§ Required work
Using the listing below, report all lines holding the word "text".

§ Task inputs
○ ○ ○ ○ ○
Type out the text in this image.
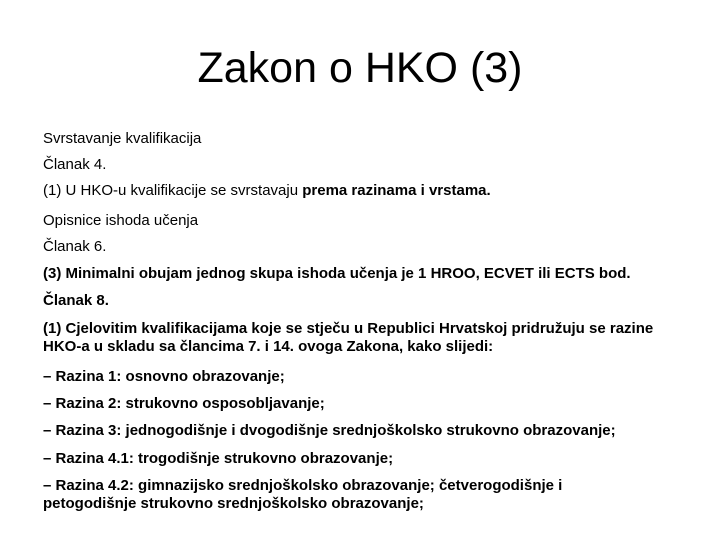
Zakon o HKO (3)

Svrstavanje kvalifikacija

Članak 4.

(1) U HKO-u kvalifikacije se svrstavaju prema razinama i vrstama.

Opisnice ishoda učenja

Članak 6.

(3) Minimalni obujam jednog skupa ishoda učenja je 1 HROO, ECVET ili ECTS bod.

Članak 8.

(1) Cjelovitim kvalifikacijama koje se stječu u Republici Hrvatskoj pridružuju se razine HKO-a u skladu sa člancima 7. i 14. ovoga Zakona, kako slijedi:

– Razina 1: osnovno obrazovanje;

– Razina 2: strukovno osposobljavanje;

– Razina 3: jednogodišnje i dvogodišnje srednjoškolsko strukovno obrazovanje;

– Razina 4.1: trogodišnje strukovno obrazovanje;

– Razina 4.2: gimnazijsko srednjoškolsko obrazovanje; četverogodišnje i petogodišnje strukovno srednjoškolsko obrazovanje;
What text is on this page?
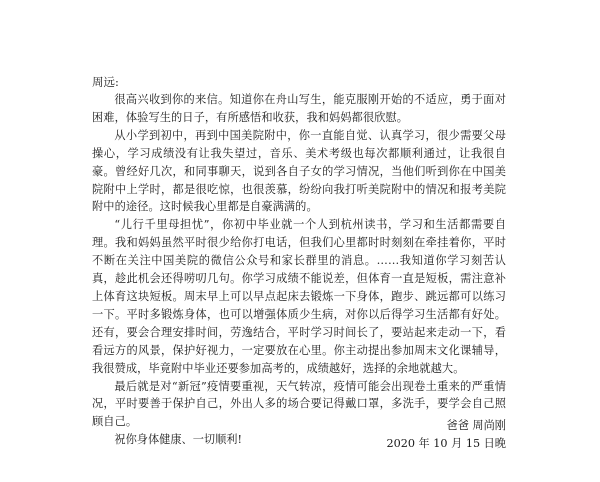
周远:

很高兴收到你的来信。知道你在舟山写生，能克服刚开始的不适应，勇于面对困难，体验写生的日子，有所感悟和收获，我和妈妈都很欣慰。

从小学到初中，再到中国美院附中，你一直能自觉、认真学习，很少需要父母操心，学习成绩没有让我失望过，音乐、美术考级也每次都顺利通过，让我很自豪。曾经好几次，和同事聊天，说到各自子女的学习情况，当他们听到你在中国美院附中上学时，都是很吃惊，也很羡慕，纷纷向我打听美院附中的情况和报考美院附中的途径。这时候我心里都是自豪满满的。

“儿行千里母担忧”，你初中毕业就一个人到杭州读书，学习和生活都需要自理。我和妈妈虽然平时很少给你打电话，但我们心里都时时刻刻在牵挂着你，平时不断在关注中国美院的微信公众号和家长群里的消息。……我知道你学习刻苦认真，趁此机会还得唠叨几句。你学习成绩不能说差，但体育一直是短板，需注意补上体育这块短板。周末早上可以早点起床去锻炼一下身体，跑步、跳远都可以练习一下。平时多锻炼身体，也可以增强体质少生病，对你以后得学习生活都有好处。还有，要会合理安排时间，劳逸结合，平时学习时间长了，要站起来走动一下，看看远方的风景，保护好视力，一定要放在心里。你主动提出参加周末文化课辅导，我很赞成，毕竟附中毕业还要参加高考的，成绩越好，选择的余地就越大。

最后就是对“新冠”疫情要重视，天气转凉，疫情可能会出现卷土重来的严重情况，平时要善于保护自己，外出人多的场合要记得戴口罩，多洗手，要学会自己照顾自己。

祝你身体健康、一切顺利!

爸爸 周尚刚

2020 年 10 月 15 日晚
○ ○ ○ ○ ○
§ Worked solution
Type out the text in this image.
What text is on this page?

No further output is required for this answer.